**Stated exercise:** Repeat the material below word for word and leave out all pictures.

Records that describe figures
<<<<

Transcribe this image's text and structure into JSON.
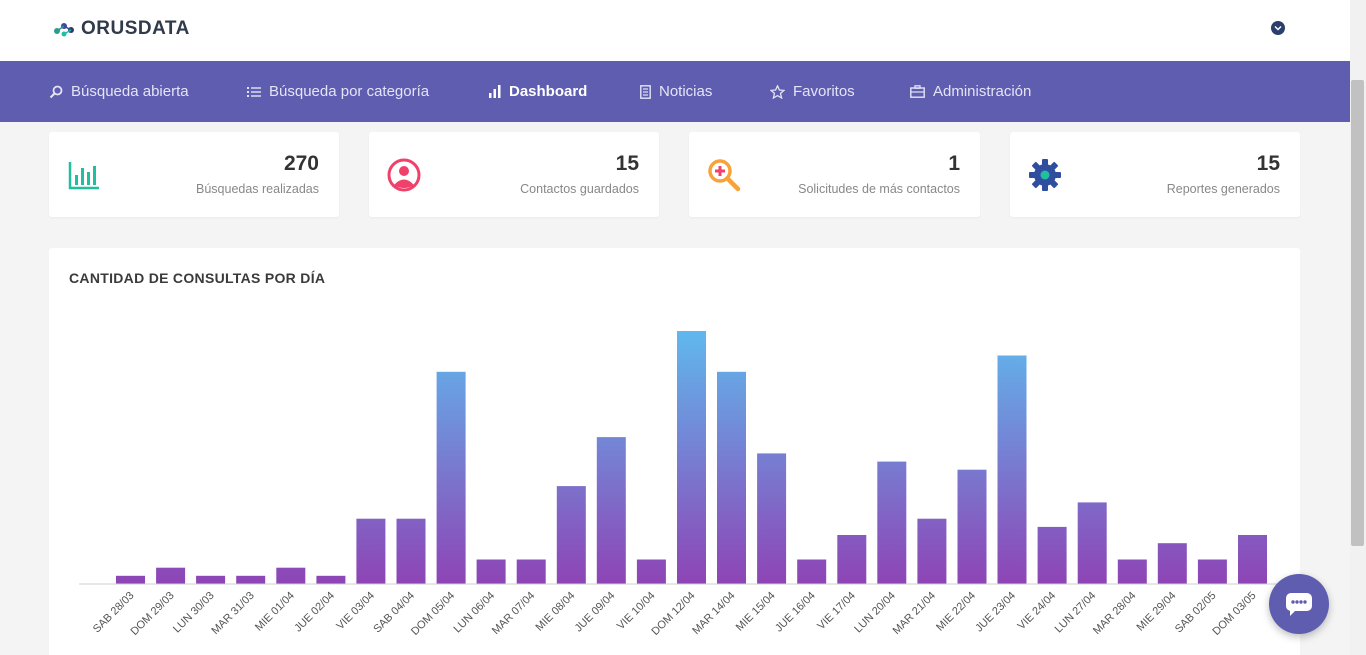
{
  "brand": {
    "name": "ORUSDATA"
  },
  "nav": {
    "items": [
      {
        "label": "Búsqueda abierta",
        "icon": "search-icon"
      },
      {
        "label": "Búsqueda por categoría",
        "icon": "list-icon"
      },
      {
        "label": "Dashboard",
        "icon": "bar-chart-icon",
        "active": true
      },
      {
        "label": "Noticias",
        "icon": "document-icon"
      },
      {
        "label": "Favoritos",
        "icon": "star-icon"
      },
      {
        "label": "Administración",
        "icon": "briefcase-icon"
      }
    ]
  },
  "stats": [
    {
      "value": "270",
      "label": "Búsquedas realizadas",
      "icon": "analytics-icon",
      "color": "#1fbfa0"
    },
    {
      "value": "15",
      "label": "Contactos guardados",
      "icon": "user-icon",
      "color": "#f0416a"
    },
    {
      "value": "1",
      "label": "Solicitudes de más contactos",
      "icon": "zoom-in-icon",
      "color": "#f7a23b"
    },
    {
      "value": "15",
      "label": "Reportes generados",
      "icon": "gear-icon",
      "color": "#2f4f9e"
    }
  ],
  "colors": {
    "nav_bg": "#5f5db0",
    "bar_top": "#60b8ee",
    "bar_bottom": "#8e44b5"
  },
  "chart_data": {
    "type": "bar",
    "title": "CANTIDAD DE CONSULTAS POR DÍA",
    "categories": [
      "SAB 28/03",
      "DOM 29/03",
      "LUN 30/03",
      "MAR 31/03",
      "MIE 01/04",
      "JUE 02/04",
      "VIE 03/04",
      "SAB 04/04",
      "DOM 05/04",
      "LUN 06/04",
      "MAR 07/04",
      "MIE 08/04",
      "JUE 09/04",
      "VIE 10/04",
      "DOM 12/04",
      "MAR 14/04",
      "MIE 15/04",
      "JUE 16/04",
      "VIE 17/04",
      "LUN 20/04",
      "MAR 21/04",
      "MIE 22/04",
      "JUE 23/04",
      "VIE 24/04",
      "LUN 27/04",
      "MAR 28/04",
      "MIE 29/04",
      "SAB 02/05",
      "DOM 03/05"
    ],
    "values": [
      1,
      2,
      1,
      1,
      2,
      1,
      8,
      8,
      26,
      3,
      3,
      12,
      18,
      3,
      31,
      26,
      16,
      3,
      6,
      15,
      8,
      14,
      28,
      7,
      10,
      3,
      5,
      3,
      6
    ],
    "ylim": [
      0,
      31
    ],
    "grid": false,
    "legend": "none"
  }
}
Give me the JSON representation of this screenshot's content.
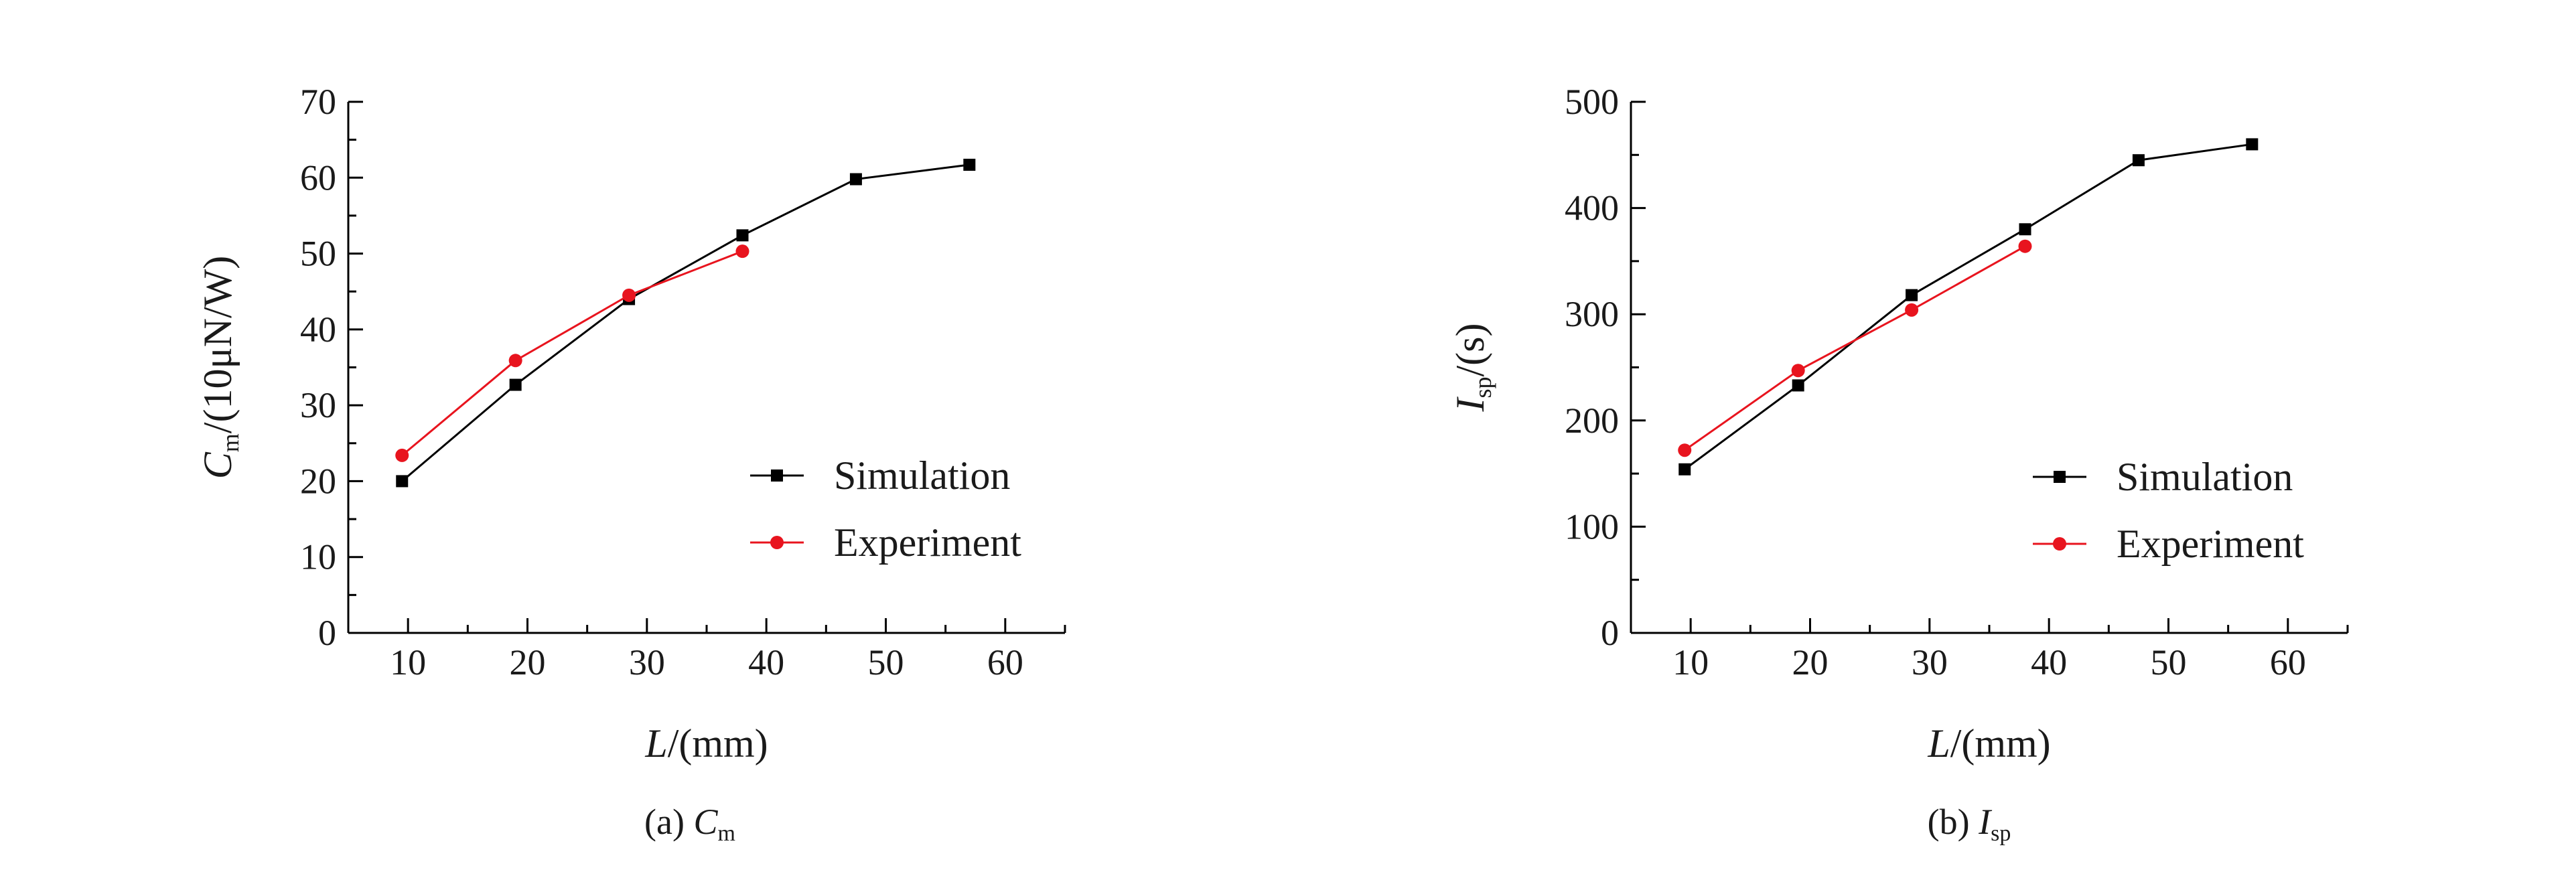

>>>>

**Written reply:**
Transcribe this image's text and structure into JSON.
{
  "brand": {
    "name": "ORUSDATA"
  },
  "nav": {
    "items": [
      {
        "label": "Búsqueda abierta",
        "icon": "search-icon"
      },
      {
        "label": "Búsqueda por categoría",
        "icon": "list-icon"
      },
      {
        "label": "Dashboard",
        "icon": "bar-chart-icon",
        "active": true
      },
      {
        "label": "Noticias",
        "icon": "document-icon"
      },
      {
        "label": "Favoritos",
        "icon": "star-icon"
      },
      {
        "label": "Administración",
        "icon": "briefcase-icon"
      }
    ]
  },
  "stats": [
    {
      "value": "270",
      "label": "Búsquedas realizadas",
      "icon": "analytics-icon",
      "color": "#1fbfa0"
    },
    {
      "value": "15",
      "label": "Contactos guardados",
      "icon": "user-icon",
      "color": "#f0416a"
    },
    {
      "value": "1",
      "label": "Solicitudes de más contactos",
      "icon": "zoom-in-icon",
      "color": "#f7a23b"
    },
    {
      "value": "15",
      "label": "Reportes generados",
      "icon": "gear-icon",
      "color": "#2f4f9e"
    }
  ],
  "colors": {
    "nav_bg": "#5f5db0",
    "bar_top": "#60b8ee",
    "bar_bottom": "#8e44b5"
  },
  "chart_data": {
    "type": "bar",
    "title": "CANTIDAD DE CONSULTAS POR DÍA",
    "categories": [
      "SAB 28/03",
      "DOM 29/03",
      "LUN 30/03",
      "MAR 31/03",
      "MIE 01/04",
      "JUE 02/04",
      "VIE 03/04",
      "SAB 04/04",
      "DOM 05/04",
      "LUN 06/04",
      "MAR 07/04",
      "MIE 08/04",
      "JUE 09/04",
      "VIE 10/04",
      "DOM 12/04",
      "MAR 14/04",
      "MIE 15/04",
      "JUE 16/04",
      "VIE 17/04",
      "LUN 20/04",
      "MAR 21/04",
      "MIE 22/04",
      "JUE 23/04",
      "VIE 24/04",
      "LUN 27/04",
      "MAR 28/04",
      "MIE 29/04",
      "SAB 02/05",
      "DOM 03/05"
    ],
    "values": [
      1,
      2,
      1,
      1,
      2,
      1,
      8,
      8,
      26,
      3,
      3,
      12,
      18,
      3,
      31,
      26,
      16,
      3,
      6,
      15,
      8,
      14,
      28,
      7,
      10,
      3,
      5,
      3,
      6
    ],
    "ylim": [
      0,
      31
    ],
    "grid": false,
    "legend": "none"
  }
}
Give me the JSON representation of this screenshot's content.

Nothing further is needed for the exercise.